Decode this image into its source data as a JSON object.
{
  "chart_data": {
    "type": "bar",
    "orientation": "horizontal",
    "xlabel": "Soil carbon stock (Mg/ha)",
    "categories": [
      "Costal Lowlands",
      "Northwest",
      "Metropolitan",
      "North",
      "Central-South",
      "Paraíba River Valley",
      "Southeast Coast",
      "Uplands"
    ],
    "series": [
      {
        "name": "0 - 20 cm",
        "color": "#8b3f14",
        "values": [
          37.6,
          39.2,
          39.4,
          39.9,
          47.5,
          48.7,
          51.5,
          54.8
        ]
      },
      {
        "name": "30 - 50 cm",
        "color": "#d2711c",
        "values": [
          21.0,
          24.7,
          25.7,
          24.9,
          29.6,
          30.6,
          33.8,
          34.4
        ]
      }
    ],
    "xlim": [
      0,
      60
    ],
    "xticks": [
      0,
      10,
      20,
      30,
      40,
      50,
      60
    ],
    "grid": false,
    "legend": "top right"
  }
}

*What you have to do*: Each line above is to be repeated exactly.

*Response to the task*:
Decode this image into its source data as a JSON object.
{
  "chart_data": {
    "type": "bar",
    "orientation": "horizontal",
    "xlabel": "Soil carbon stock (Mg/ha)",
    "categories": [
      "Costal Lowlands",
      "Northwest",
      "Metropolitan",
      "North",
      "Central-South",
      "Paraíba River Valley",
      "Southeast Coast",
      "Uplands"
    ],
    "series": [
      {
        "name": "0 - 20 cm",
        "color": "#8b3f14",
        "values": [
          37.6,
          39.2,
          39.4,
          39.9,
          47.5,
          48.7,
          51.5,
          54.8
        ]
      },
      {
        "name": "30 - 50 cm",
        "color": "#d2711c",
        "values": [
          21.0,
          24.7,
          25.7,
          24.9,
          29.6,
          30.6,
          33.8,
          34.4
        ]
      }
    ],
    "xlim": [
      0,
      60
    ],
    "xticks": [
      0,
      10,
      20,
      30,
      40,
      50,
      60
    ],
    "grid": false,
    "legend": "top right"
  }
}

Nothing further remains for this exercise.